=== Raw records ===

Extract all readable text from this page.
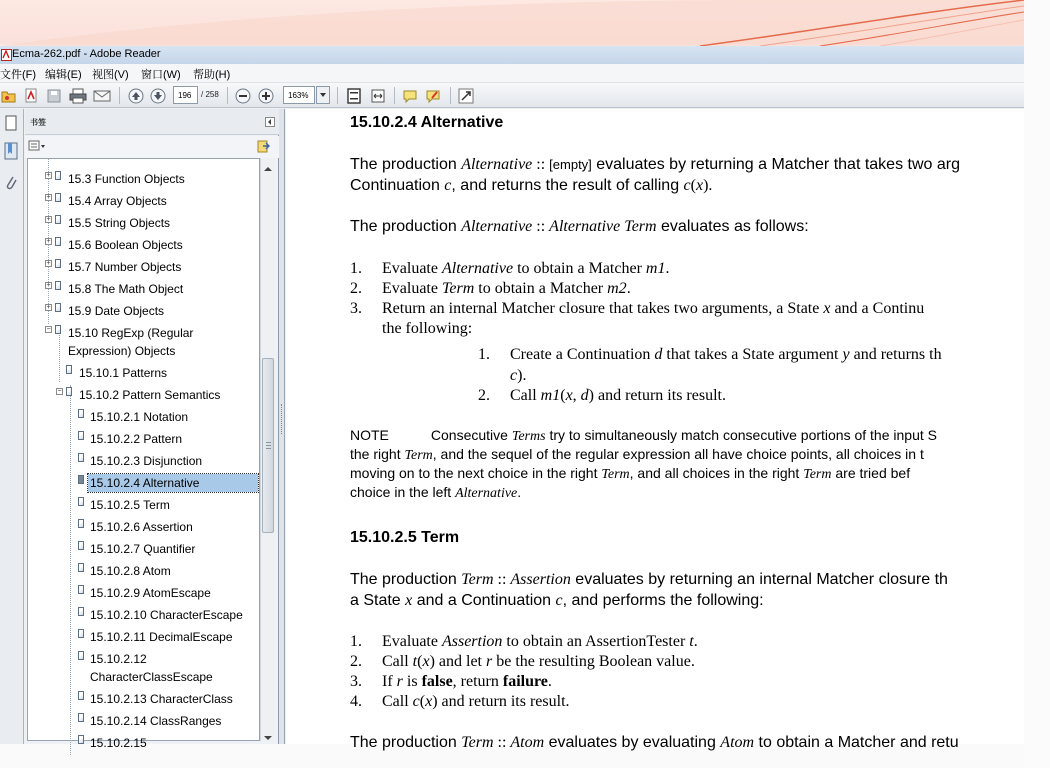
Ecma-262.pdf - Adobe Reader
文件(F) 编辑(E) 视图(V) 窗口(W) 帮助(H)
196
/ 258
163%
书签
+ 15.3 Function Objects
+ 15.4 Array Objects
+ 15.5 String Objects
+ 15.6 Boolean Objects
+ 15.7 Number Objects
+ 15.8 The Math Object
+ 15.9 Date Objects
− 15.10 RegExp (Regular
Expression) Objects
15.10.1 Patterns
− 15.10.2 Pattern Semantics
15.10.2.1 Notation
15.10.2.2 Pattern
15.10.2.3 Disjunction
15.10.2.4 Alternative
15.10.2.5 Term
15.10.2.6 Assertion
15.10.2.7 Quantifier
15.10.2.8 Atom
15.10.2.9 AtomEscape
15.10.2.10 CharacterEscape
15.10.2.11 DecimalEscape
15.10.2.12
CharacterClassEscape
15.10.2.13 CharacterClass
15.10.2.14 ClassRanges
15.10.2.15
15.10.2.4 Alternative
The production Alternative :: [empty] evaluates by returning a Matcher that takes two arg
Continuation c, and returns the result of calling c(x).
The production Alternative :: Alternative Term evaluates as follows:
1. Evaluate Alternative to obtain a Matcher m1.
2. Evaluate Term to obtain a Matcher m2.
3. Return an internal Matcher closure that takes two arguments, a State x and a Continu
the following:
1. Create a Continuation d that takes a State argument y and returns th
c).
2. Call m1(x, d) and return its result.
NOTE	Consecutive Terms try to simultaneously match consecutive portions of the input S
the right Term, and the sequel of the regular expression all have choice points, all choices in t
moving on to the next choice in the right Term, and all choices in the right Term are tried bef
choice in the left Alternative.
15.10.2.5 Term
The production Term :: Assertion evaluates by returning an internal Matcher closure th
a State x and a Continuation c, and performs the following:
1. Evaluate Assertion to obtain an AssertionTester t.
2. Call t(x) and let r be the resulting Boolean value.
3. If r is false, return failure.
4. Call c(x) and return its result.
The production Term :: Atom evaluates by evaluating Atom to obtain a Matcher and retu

===
=== Raw records ===

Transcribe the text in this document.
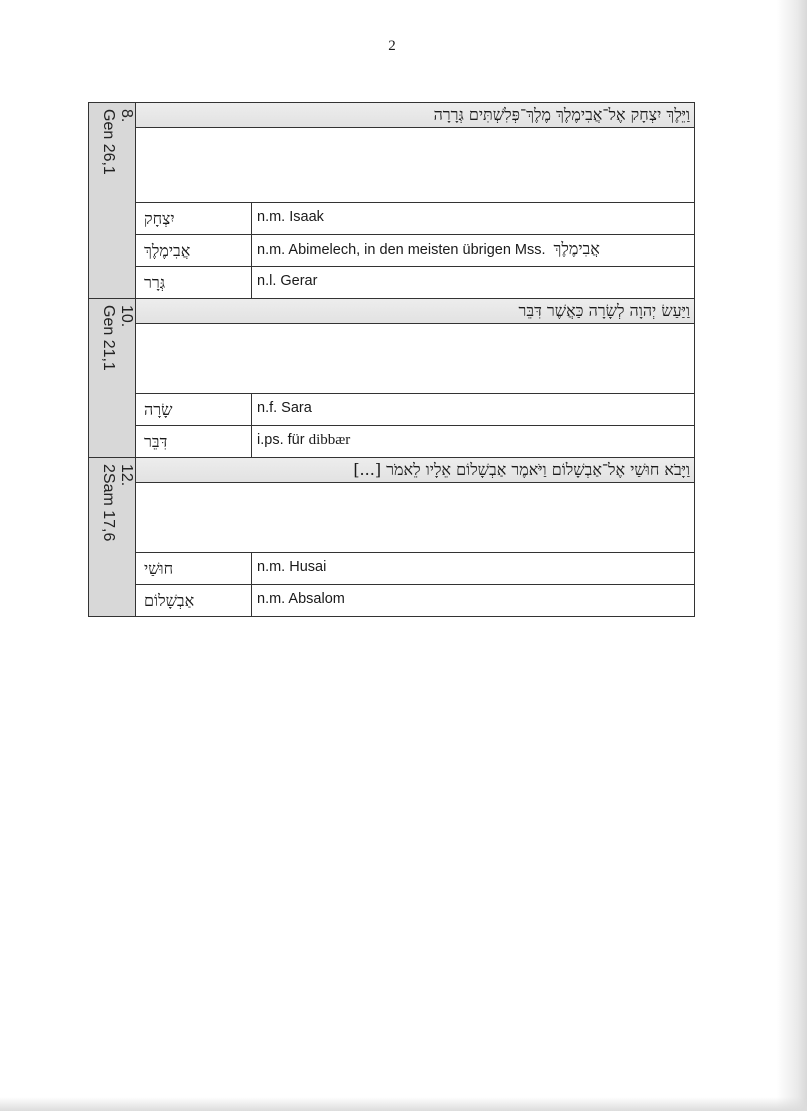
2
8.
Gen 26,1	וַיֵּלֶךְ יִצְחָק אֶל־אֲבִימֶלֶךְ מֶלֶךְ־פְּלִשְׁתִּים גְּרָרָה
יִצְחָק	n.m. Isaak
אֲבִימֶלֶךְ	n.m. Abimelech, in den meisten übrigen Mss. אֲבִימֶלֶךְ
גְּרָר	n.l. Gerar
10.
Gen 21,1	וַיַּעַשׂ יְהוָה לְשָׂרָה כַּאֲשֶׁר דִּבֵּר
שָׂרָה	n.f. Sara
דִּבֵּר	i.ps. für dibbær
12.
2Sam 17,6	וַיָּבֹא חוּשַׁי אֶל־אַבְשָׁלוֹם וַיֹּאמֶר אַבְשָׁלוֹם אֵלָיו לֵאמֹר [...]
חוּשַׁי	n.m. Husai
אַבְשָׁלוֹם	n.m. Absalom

===

### Given task
Copy in full each line that holds the word "Objects".

### Task output
+ 15.3 Function Objects
+ 15.4 Array Objects
+ 15.5 String Objects
+ 15.6 Boolean Objects
+ 15.7 Number Objects
+ 15.9 Date Objects
Expression) Objects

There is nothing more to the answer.